-- START OF Given records --

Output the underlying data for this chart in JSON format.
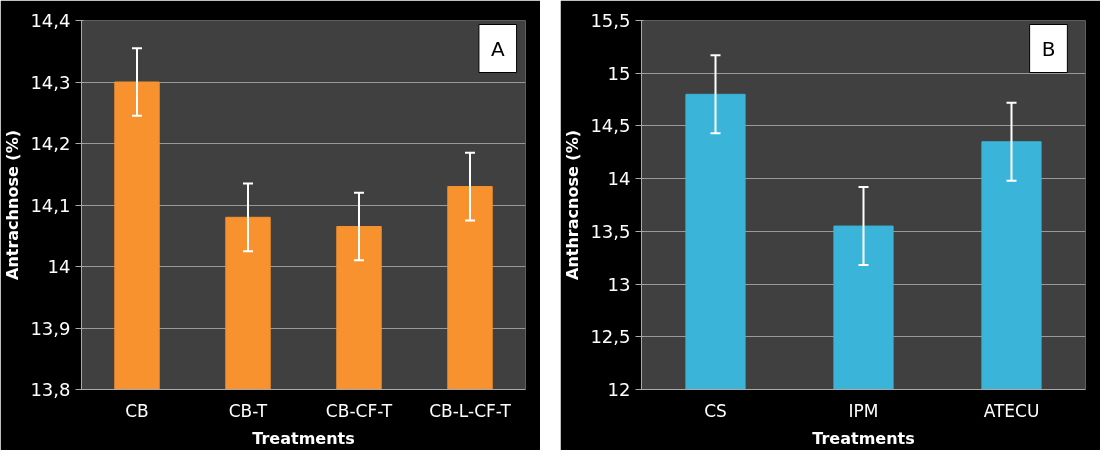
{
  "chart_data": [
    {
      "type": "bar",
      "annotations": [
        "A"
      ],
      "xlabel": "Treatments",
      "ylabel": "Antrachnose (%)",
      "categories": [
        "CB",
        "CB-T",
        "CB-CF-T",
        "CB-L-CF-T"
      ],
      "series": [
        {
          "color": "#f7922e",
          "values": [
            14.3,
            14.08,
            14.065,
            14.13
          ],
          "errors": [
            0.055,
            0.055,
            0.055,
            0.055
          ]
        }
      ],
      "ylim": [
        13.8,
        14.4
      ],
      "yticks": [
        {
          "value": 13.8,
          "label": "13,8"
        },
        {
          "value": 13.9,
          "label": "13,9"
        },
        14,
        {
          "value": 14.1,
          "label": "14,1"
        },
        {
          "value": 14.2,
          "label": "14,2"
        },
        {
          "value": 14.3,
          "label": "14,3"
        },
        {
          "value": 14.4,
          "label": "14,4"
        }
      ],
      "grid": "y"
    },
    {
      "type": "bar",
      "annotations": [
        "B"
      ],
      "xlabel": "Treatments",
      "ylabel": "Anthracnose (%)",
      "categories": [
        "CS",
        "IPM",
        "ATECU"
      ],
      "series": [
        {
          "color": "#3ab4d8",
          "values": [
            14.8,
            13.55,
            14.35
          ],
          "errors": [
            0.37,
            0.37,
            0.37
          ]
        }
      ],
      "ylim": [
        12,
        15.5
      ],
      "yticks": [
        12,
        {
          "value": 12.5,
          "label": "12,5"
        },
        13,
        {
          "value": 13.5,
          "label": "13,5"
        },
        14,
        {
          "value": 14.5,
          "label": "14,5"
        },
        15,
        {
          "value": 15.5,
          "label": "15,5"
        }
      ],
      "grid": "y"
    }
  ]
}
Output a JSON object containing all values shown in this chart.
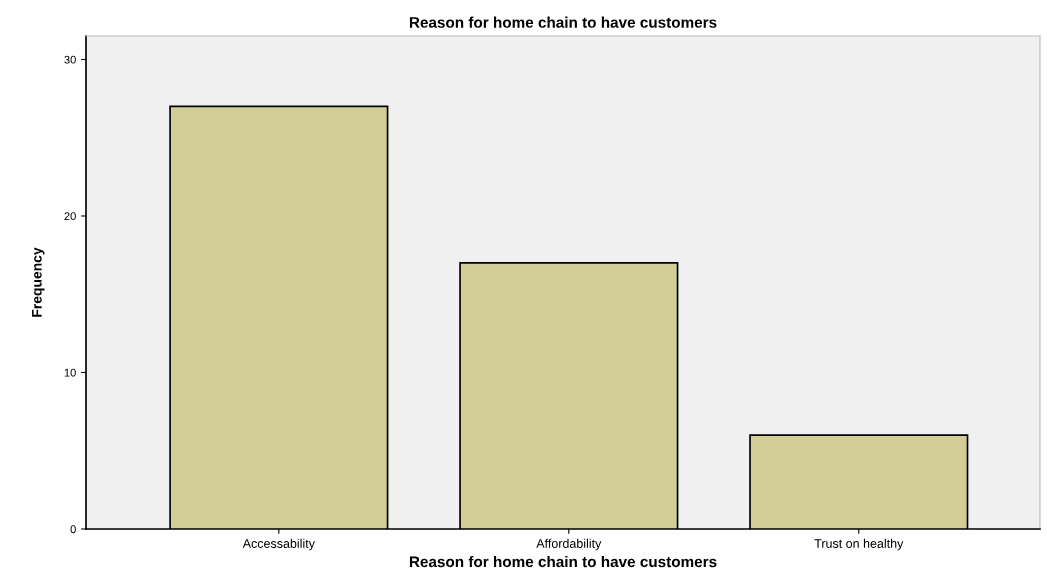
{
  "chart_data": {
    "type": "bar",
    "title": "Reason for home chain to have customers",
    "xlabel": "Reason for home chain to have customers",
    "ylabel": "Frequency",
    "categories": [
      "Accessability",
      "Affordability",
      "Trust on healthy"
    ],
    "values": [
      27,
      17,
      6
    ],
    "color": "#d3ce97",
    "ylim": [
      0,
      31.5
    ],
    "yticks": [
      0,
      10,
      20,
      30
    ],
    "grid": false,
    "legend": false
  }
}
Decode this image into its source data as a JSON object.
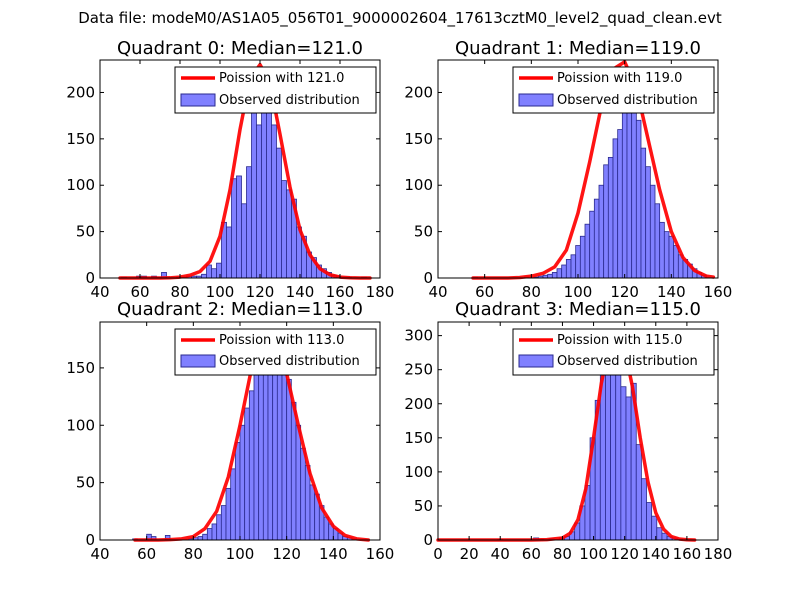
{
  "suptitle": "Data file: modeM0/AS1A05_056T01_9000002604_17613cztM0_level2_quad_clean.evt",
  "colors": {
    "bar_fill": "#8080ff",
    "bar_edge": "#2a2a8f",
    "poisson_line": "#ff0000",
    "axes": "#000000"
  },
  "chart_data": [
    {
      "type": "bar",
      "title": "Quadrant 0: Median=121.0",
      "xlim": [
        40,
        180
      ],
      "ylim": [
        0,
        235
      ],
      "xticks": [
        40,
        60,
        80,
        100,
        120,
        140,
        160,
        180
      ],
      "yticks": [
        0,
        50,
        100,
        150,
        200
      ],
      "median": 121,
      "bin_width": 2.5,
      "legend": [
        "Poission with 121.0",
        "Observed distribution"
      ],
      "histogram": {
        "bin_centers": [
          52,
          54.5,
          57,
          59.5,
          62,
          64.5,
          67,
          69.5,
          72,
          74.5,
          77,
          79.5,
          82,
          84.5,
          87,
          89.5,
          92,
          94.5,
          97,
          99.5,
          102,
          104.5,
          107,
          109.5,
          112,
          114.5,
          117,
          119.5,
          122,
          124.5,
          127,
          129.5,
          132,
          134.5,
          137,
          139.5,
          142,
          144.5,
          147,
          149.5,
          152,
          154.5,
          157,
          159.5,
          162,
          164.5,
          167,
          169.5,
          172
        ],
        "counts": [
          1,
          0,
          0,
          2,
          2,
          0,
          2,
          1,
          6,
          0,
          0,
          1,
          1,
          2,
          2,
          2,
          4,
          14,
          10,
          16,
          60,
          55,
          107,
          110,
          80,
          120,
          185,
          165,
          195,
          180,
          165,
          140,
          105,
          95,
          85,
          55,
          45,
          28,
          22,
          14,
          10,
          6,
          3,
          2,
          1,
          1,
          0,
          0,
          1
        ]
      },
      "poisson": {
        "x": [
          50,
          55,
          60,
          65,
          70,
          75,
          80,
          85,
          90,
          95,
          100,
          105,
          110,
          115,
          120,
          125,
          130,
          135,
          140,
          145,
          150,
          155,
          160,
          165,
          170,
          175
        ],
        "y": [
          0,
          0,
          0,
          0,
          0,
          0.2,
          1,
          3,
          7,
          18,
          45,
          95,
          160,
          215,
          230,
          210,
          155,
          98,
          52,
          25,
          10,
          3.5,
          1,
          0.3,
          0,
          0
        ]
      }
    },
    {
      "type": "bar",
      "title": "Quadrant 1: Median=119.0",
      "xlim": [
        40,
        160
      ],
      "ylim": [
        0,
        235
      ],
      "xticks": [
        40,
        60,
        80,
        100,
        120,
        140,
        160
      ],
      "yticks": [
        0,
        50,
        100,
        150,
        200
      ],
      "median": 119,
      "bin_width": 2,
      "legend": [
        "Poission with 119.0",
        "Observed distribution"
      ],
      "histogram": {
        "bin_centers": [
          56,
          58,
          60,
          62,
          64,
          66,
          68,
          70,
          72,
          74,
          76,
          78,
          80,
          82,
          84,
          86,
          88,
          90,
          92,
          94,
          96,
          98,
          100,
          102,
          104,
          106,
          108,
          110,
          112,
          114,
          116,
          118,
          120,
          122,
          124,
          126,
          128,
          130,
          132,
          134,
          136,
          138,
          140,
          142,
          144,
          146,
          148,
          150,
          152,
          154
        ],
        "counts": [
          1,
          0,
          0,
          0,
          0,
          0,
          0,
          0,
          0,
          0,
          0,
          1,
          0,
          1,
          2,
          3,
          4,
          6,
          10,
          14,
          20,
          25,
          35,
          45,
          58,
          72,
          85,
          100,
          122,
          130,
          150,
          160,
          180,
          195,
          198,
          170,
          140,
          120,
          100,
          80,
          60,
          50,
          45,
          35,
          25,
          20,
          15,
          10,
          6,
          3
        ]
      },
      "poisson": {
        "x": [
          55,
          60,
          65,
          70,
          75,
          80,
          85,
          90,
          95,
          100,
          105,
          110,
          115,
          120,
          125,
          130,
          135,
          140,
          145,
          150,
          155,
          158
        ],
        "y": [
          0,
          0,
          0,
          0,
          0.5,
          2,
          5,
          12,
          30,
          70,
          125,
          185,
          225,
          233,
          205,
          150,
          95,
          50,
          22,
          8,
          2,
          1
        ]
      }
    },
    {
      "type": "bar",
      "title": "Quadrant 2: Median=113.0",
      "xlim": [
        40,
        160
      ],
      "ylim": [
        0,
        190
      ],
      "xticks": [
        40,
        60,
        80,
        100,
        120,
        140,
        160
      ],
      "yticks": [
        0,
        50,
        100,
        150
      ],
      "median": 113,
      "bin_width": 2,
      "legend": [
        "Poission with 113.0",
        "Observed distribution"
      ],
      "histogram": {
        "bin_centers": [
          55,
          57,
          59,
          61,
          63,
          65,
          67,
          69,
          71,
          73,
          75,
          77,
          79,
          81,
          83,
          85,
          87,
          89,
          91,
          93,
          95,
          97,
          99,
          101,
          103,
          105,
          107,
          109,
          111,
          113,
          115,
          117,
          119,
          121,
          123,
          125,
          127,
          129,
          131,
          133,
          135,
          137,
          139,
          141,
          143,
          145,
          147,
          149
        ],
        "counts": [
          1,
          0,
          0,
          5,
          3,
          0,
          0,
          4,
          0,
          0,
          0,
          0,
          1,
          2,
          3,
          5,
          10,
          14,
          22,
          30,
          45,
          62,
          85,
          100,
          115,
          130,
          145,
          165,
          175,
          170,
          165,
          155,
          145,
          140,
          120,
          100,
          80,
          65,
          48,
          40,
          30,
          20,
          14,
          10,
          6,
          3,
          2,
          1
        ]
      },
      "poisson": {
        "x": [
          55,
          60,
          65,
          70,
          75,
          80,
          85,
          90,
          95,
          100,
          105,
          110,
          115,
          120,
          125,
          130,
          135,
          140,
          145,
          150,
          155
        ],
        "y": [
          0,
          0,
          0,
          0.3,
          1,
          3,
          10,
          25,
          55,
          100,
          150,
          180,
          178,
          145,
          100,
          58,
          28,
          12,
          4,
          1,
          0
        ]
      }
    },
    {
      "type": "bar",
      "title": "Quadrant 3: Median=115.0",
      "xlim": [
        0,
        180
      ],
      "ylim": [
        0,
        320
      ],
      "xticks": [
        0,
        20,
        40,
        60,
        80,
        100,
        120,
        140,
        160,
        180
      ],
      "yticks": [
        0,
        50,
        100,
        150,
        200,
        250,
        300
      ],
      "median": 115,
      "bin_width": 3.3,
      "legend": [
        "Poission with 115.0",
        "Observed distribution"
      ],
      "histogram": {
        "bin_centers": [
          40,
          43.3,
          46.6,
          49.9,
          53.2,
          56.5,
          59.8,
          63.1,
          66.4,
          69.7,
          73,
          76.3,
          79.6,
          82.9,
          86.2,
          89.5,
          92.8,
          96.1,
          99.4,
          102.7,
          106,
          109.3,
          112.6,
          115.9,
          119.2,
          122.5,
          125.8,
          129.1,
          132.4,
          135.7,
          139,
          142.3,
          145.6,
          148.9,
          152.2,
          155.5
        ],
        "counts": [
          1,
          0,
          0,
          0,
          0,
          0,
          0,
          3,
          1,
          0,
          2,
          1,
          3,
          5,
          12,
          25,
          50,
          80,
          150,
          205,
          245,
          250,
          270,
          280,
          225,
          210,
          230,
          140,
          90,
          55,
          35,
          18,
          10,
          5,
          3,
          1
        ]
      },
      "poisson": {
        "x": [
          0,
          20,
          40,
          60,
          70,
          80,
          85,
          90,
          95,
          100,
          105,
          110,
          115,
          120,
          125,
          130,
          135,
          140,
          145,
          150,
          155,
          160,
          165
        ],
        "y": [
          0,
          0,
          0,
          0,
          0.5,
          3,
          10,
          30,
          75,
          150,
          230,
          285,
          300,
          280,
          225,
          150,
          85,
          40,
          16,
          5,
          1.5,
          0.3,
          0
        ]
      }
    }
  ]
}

-- END OF Given records --

→ Aim
Scan the material line by line and report each one that contains "Quadrant".

→ Result
      "title": "Quadrant 0: Median=121.0",
      "title": "Quadrant 1: Median=119.0",
      "title": "Quadrant 2: Median=113.0",
      "title": "Quadrant 3: Median=115.0",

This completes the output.